◆ Required task
Records follow. Select each line holding "Hearts".

◆ Input material

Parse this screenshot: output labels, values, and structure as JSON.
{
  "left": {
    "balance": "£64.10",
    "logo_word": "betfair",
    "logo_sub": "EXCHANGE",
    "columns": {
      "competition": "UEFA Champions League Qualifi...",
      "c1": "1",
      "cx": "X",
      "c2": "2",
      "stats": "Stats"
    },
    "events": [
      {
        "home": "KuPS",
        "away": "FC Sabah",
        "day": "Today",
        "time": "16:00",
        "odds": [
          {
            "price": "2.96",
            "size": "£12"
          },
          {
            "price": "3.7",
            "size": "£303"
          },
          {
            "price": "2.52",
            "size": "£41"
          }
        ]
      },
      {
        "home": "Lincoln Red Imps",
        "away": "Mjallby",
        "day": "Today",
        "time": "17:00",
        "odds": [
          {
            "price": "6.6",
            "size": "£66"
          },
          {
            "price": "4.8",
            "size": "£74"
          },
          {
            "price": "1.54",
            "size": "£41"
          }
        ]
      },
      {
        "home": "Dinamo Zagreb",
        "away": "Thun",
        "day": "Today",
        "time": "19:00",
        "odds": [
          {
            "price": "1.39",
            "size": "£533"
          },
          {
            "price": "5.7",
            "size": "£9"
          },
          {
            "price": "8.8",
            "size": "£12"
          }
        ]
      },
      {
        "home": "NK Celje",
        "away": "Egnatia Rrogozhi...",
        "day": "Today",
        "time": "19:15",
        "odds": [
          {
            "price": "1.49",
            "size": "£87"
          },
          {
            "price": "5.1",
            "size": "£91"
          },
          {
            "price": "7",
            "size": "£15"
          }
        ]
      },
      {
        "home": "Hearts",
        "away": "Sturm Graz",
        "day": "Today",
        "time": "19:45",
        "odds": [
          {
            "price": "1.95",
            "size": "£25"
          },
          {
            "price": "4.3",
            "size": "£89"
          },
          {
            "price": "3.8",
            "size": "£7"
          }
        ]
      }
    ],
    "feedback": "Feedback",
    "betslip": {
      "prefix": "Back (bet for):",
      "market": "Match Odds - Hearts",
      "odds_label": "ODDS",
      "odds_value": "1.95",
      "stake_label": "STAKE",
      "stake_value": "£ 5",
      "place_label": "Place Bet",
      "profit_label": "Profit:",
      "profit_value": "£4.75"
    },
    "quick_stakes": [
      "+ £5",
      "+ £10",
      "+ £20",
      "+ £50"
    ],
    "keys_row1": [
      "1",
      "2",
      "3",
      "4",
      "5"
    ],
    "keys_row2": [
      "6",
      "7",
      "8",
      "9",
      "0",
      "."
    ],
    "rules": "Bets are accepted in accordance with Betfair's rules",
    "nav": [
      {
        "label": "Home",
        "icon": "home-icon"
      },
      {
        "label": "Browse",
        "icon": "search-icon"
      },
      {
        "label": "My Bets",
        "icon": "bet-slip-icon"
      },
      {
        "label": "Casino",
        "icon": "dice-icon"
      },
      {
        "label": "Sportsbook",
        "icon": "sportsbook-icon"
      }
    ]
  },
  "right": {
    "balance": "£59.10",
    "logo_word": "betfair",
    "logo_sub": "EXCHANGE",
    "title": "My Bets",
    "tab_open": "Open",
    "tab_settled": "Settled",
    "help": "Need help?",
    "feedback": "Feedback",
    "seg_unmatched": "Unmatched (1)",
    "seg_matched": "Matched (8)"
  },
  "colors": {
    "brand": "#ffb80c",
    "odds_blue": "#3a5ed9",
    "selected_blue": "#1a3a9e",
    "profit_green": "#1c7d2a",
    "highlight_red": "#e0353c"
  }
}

◆ In response
        "home": "Hearts",
      "market": "Match Odds - Hearts",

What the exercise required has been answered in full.